## TASK DATA
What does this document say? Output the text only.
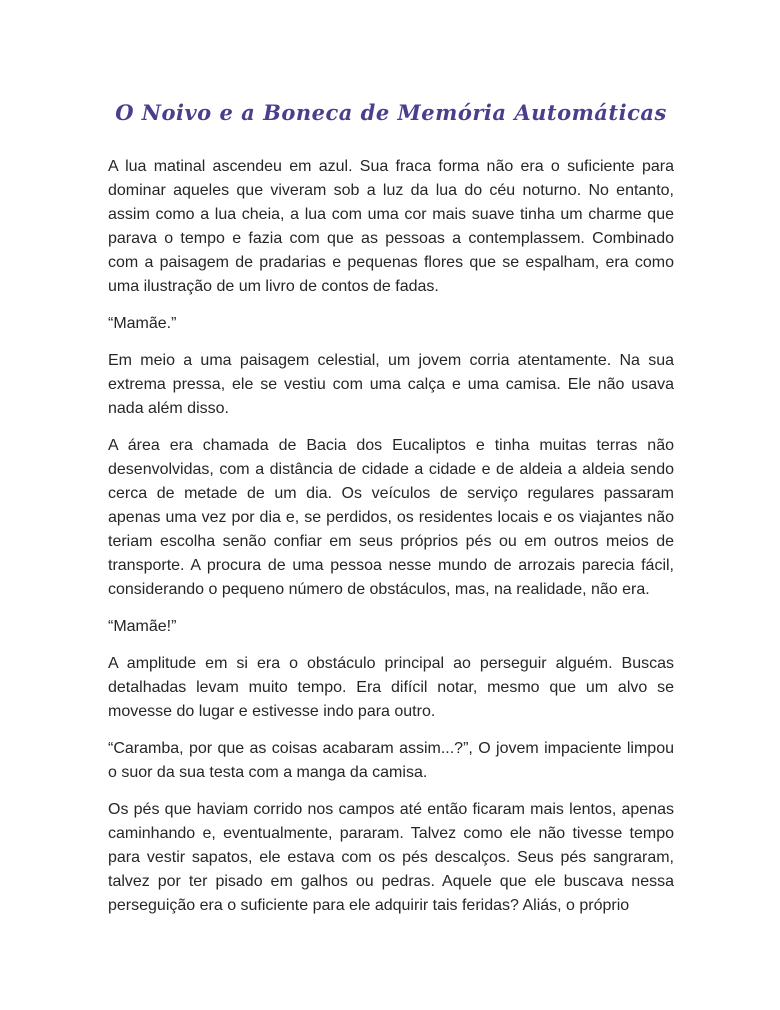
O Noivo e a Boneca de Memória Automáticas

A lua matinal ascendeu em azul. Sua fraca forma não era o suficiente para dominar aqueles que viveram sob a luz da lua do céu noturno. No entanto, assim como a lua cheia, a lua com uma cor mais suave tinha um charme que parava o tempo e fazia com que as pessoas a contemplassem. Combinado com a paisagem de pradarias e pequenas flores que se espalham, era como uma ilustração de um livro de contos de fadas.

“Mamãe.”

Em meio a uma paisagem celestial, um jovem corria atentamente. Na sua extrema pressa, ele se vestiu com uma calça e uma camisa. Ele não usava nada além disso.

A área era chamada de Bacia dos Eucaliptos e tinha muitas terras não desenvolvidas, com a distância de cidade a cidade e de aldeia a aldeia sendo cerca de metade de um dia. Os veículos de serviço regulares passaram apenas uma vez por dia e, se perdidos, os residentes locais e os viajantes não teriam escolha senão confiar em seus próprios pés ou em outros meios de transporte. A procura de uma pessoa nesse mundo de arrozais parecia fácil, considerando o pequeno número de obstáculos, mas, na realidade, não era.

“Mamãe!”

A amplitude em si era o obstáculo principal ao perseguir alguém. Buscas detalhadas levam muito tempo. Era difícil notar, mesmo que um alvo se movesse do lugar e estivesse indo para outro.

“Caramba, por que as coisas acabaram assim...?”, O jovem impaciente limpou o suor da sua testa com a manga da camisa.

Os pés que haviam corrido nos campos até então ficaram mais lentos, apenas caminhando e, eventualmente, pararam. Talvez como ele não tivesse tempo para vestir sapatos, ele estava com os pés descalços. Seus pés sangraram, talvez por ter pisado em galhos ou pedras. Aquele que ele buscava nessa perseguição era o suficiente para ele adquirir tais feridas? Aliás, o próprio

## TASK OBJECTIVE
Copy out all lines from the material above that contain the string "camisa".

## RESULT FOR THIS TASK
Em meio a uma paisagem celestial, um jovem corria atentamente. Na sua extrema pressa, ele se vestiu com uma calça e uma camisa. Ele não usava nada além disso.
“Caramba, por que as coisas acabaram assim...?”, O jovem impaciente limpou o suor da sua testa com a manga da camisa.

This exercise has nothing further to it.